# Given instruction:
Locate the lines that hold the string "total". Copy every such line.
··· Entries supplied ···
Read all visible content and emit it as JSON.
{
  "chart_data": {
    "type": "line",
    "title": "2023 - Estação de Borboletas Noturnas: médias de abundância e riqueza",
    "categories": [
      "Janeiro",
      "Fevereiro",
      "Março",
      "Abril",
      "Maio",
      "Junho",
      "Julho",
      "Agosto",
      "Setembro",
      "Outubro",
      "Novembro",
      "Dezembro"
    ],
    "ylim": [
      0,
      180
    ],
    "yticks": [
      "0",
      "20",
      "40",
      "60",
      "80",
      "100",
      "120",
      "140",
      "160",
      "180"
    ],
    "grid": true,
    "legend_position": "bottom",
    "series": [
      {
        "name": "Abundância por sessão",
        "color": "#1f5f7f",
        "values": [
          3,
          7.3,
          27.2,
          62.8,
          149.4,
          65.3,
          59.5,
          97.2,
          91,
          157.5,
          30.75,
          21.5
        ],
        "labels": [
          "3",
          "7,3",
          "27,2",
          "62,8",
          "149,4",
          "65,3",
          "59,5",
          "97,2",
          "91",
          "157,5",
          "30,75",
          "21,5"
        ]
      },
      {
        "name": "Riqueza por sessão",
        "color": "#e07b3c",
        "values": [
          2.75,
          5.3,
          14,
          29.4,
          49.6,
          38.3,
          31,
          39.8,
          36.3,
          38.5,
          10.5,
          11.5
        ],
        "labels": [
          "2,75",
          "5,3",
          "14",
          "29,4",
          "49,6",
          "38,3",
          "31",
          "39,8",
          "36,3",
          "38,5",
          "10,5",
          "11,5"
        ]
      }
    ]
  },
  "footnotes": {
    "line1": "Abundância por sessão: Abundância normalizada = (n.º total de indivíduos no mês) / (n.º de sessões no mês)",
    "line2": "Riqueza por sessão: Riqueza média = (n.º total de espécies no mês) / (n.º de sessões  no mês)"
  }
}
···
# Task solution:
    "line1": "Abundância por sessão: Abundância normalizada = (n.º total de indivíduos no mês) / (n.º de sessões no mês)",
    "line2": "Riqueza por sessão: Riqueza média = (n.º total de espécies no mês) / (n.º de sessões  no mês)"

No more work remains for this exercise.